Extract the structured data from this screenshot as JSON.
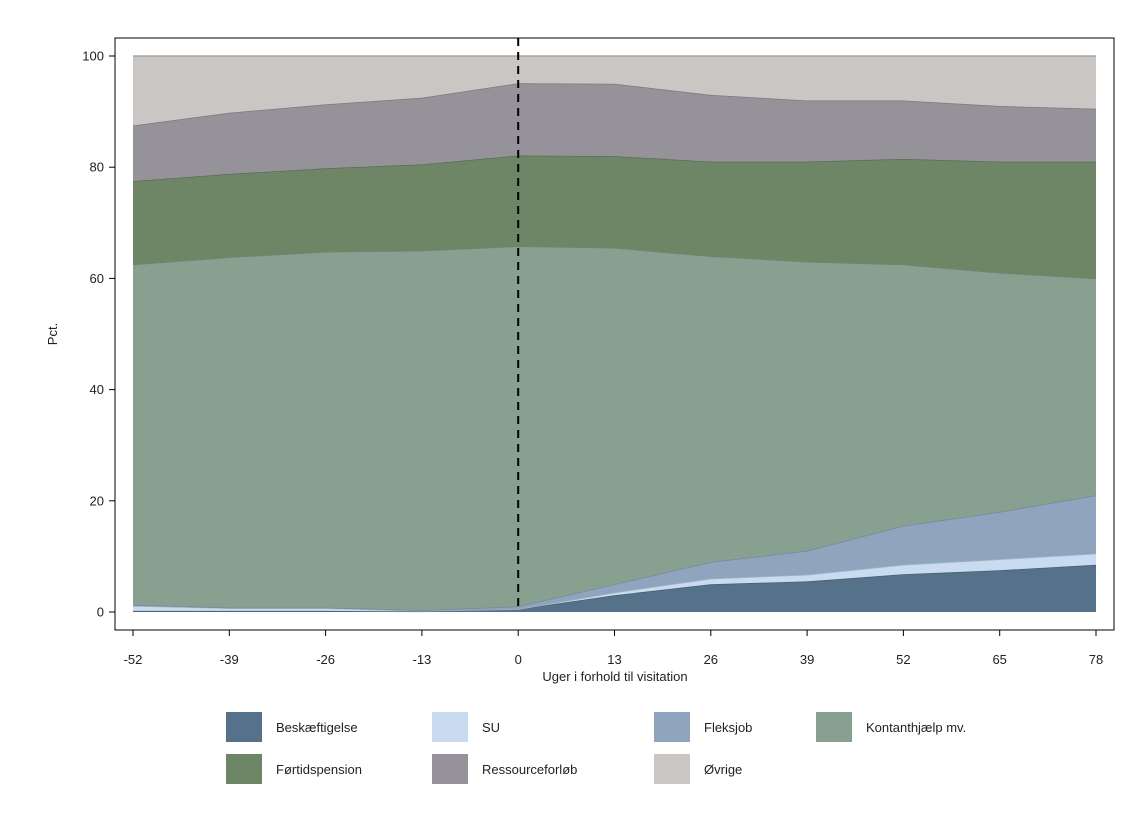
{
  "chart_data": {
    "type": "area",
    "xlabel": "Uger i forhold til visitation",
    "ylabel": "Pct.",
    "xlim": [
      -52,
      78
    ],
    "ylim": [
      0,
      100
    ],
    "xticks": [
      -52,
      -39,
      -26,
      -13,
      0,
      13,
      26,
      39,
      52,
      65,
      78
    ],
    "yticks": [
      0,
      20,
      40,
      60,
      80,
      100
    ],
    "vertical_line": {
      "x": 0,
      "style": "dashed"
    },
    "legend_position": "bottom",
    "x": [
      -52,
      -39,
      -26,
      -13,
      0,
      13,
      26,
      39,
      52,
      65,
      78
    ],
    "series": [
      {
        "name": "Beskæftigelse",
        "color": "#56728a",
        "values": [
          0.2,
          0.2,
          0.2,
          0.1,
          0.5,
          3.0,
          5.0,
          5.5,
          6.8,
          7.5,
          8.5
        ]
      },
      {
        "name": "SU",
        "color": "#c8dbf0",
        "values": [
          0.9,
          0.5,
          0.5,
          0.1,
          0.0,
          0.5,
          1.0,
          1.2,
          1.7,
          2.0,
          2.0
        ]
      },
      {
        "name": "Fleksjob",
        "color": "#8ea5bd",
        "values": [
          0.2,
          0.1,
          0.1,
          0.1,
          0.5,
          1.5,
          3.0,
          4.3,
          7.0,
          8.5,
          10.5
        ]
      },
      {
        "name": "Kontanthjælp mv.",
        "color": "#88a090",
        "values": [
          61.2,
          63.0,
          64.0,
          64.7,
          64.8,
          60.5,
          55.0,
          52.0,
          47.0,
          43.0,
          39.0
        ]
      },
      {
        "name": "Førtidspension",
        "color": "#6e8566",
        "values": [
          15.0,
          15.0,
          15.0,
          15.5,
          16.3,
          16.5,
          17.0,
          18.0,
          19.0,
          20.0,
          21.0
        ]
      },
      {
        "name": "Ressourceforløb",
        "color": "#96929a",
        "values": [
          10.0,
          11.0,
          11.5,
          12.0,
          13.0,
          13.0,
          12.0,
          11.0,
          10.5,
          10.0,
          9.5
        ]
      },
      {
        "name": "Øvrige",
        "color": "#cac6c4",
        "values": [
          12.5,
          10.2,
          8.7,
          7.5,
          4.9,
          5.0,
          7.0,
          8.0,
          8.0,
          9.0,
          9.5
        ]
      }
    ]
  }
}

● ● ● ● ●

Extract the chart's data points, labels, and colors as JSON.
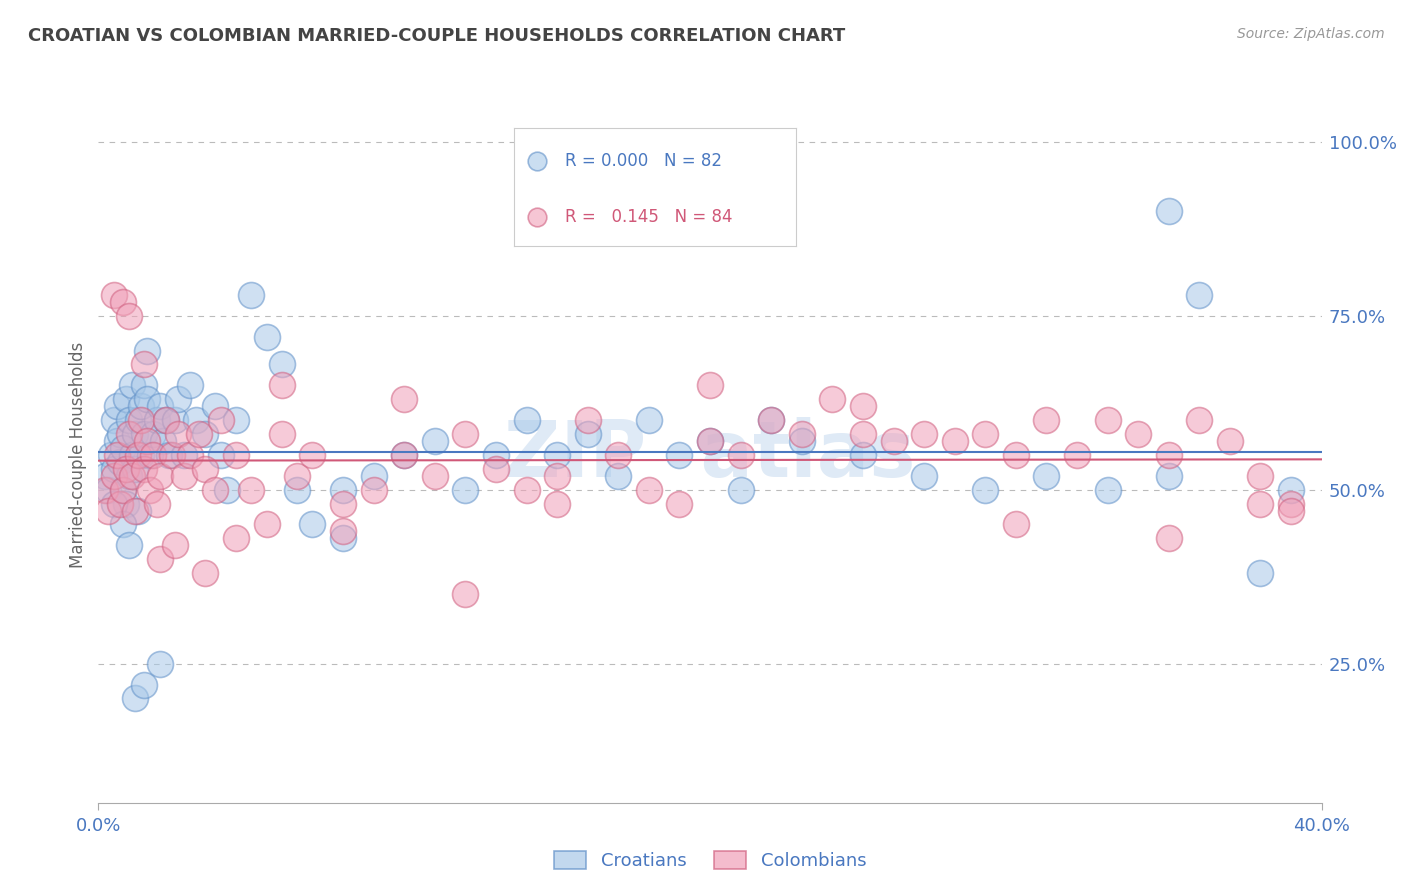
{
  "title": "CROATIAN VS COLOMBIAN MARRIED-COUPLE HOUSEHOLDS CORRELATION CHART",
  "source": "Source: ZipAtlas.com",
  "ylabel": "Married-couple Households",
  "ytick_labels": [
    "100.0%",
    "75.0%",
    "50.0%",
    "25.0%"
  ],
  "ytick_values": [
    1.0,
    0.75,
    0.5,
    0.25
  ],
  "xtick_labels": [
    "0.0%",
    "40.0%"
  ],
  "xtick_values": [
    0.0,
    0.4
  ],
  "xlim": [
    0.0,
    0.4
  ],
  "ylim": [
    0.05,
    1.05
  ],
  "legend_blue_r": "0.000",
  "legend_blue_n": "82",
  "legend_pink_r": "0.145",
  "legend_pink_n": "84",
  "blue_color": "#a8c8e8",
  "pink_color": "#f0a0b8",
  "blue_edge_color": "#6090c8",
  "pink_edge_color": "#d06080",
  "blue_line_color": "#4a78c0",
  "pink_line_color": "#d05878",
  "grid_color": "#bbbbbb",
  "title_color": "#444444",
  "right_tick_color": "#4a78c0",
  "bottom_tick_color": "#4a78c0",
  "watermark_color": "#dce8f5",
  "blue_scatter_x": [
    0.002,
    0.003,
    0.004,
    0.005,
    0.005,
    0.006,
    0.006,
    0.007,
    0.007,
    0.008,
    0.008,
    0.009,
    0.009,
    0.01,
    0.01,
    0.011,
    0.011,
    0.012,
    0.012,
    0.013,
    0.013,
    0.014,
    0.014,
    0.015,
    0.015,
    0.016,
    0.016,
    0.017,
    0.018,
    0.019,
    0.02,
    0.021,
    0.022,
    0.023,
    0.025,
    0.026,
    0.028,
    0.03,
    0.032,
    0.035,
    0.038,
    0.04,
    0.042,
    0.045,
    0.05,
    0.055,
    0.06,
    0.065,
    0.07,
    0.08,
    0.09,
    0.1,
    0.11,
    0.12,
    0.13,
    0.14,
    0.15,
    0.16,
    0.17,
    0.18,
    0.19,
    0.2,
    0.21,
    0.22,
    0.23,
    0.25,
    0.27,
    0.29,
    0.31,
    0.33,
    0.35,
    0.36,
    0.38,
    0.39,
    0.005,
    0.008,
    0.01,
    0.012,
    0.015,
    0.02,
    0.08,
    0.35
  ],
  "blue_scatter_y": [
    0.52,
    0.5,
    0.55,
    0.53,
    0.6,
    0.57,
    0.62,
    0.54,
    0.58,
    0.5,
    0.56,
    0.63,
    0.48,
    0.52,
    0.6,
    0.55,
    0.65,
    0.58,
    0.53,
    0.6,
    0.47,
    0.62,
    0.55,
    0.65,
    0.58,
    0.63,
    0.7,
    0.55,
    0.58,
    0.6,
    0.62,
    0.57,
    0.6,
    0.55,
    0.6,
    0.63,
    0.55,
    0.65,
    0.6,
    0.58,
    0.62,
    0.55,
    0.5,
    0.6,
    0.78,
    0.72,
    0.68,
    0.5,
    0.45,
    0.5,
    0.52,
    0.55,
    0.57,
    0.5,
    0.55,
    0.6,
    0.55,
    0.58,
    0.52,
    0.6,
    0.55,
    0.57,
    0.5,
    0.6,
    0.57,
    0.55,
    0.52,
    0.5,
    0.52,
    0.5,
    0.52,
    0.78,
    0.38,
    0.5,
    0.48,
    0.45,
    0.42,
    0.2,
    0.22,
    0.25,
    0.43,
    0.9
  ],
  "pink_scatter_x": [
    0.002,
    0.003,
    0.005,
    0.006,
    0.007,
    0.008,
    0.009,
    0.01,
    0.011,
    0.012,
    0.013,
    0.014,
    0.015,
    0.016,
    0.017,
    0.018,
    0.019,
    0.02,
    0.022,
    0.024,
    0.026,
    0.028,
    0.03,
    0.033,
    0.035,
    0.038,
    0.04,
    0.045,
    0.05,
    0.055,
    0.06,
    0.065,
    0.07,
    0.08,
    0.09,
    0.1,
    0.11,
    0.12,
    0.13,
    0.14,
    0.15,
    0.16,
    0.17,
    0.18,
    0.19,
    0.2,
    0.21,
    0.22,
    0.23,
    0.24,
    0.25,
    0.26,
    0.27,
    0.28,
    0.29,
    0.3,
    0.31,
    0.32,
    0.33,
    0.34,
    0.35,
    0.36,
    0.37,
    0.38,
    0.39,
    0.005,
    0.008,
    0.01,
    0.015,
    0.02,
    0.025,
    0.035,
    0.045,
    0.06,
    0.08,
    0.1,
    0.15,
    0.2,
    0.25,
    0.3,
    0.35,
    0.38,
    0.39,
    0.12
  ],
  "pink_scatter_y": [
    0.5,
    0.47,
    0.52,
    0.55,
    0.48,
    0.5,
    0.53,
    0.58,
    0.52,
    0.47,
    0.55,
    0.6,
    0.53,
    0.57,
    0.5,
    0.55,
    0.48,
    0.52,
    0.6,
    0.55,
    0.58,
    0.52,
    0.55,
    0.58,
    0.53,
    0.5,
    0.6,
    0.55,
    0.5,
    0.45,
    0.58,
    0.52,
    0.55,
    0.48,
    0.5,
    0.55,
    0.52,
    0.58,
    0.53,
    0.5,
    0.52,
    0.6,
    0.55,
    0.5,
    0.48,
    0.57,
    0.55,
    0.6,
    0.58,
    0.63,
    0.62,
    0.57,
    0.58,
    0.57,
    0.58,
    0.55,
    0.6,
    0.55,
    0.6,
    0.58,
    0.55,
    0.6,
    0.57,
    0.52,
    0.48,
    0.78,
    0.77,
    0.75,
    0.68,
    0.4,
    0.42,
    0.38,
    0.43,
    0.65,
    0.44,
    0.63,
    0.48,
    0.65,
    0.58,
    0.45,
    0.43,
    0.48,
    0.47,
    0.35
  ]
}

● ● ● ● ●

§ WORK INSTRUCTIONS
In the listing, find every line containing the word "JSON" and list it.

§ THE COMPLETED TASK
Extract the structured data from this screenshot as JSON.
Extract the chart's data points, labels, and colors as JSON.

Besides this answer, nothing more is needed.